> _What this exercise asks_:
a. In the heart attack article, why is "None of the above" the correct answer to the question about which symptom is not present during a heart attack?
b. From the heart attack article, return the passage starting at "- False. When" and ending at "911) is a must.".
c. According to the heart attack article, how many U.S. adults took part in the survey?

> _Source document_:
'Hollywood' Heart Attack vs. Real Life
Reality Doesn't Always Match the Chest-Clutching Hollywood Image
WebMD News Archive
Jan. 24, 2006 -- They call it the "Hollywood Heart Attack" -- the actor clutching his chest before keeling over. But in real life, most people are clueless about actual symptoms of a heart attack, a new poll shows.
The survey was conducted in December 2005 by Harris Interactive for PDL BioPharma, whose products include drugs to treat heart attacks.
Participants were 2,515 U.S. adults. More than half had been diagnosed with a heart attack or had a friend or family member who had had a heart attack (1,370 participants).
You might expect them to ace the survey. They didn't. See if you would do any better on the following questions, which cover the same topics as the poll.
Which symptom is not present during a heart attack:
- Chest discomfort
- Feeling lightheaded
- Pain or soreness in the arm, neck, or back that lasts several minutes
- Feeling sick to your stomach
- None of the above
True or false: Waiting to see if symptoms subside is the first thing you should do if you or someone you're with is having heart attack symptoms.
True or false: Once a heart attack starts, it can't be stopped.
The answers are:
- None of the above. All of the listed symptoms can warn of a heart attack, but they don't always mean a heart attack is happening.
- False. When signs of a possible heart attack appear, that's no time for a do-it-yourself diagnosis or toughing it out. Emergency medical treatment (usually calling 911) is a must.

> _Record excerpts_:
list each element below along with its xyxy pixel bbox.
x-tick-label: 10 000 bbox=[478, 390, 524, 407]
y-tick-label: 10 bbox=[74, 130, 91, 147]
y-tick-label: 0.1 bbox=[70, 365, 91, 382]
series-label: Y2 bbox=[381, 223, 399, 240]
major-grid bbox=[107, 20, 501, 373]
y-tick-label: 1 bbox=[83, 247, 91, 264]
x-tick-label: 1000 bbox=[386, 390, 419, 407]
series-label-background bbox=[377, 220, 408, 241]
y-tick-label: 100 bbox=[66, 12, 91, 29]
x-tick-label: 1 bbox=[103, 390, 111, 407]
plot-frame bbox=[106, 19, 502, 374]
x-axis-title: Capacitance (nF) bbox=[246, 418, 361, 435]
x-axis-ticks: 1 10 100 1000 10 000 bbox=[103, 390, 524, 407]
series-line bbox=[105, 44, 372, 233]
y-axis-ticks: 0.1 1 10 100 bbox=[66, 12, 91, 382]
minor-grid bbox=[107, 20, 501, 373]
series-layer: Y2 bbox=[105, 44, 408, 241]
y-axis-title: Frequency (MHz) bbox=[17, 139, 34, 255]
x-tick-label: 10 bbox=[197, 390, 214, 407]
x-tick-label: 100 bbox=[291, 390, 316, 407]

> _Completed exercise_:
a. Every symptom listed can warn of a heart attack. That means none of them is absent, though they don't always mean a heart attack is happening.

b.
- False. When signs of a possible heart attack appear, that's no time for a do-it-yourself diagnosis or toughing it out. Emergency medical treatment (usually calling 911) is a must.

c. 2,515 U.S. adults took part.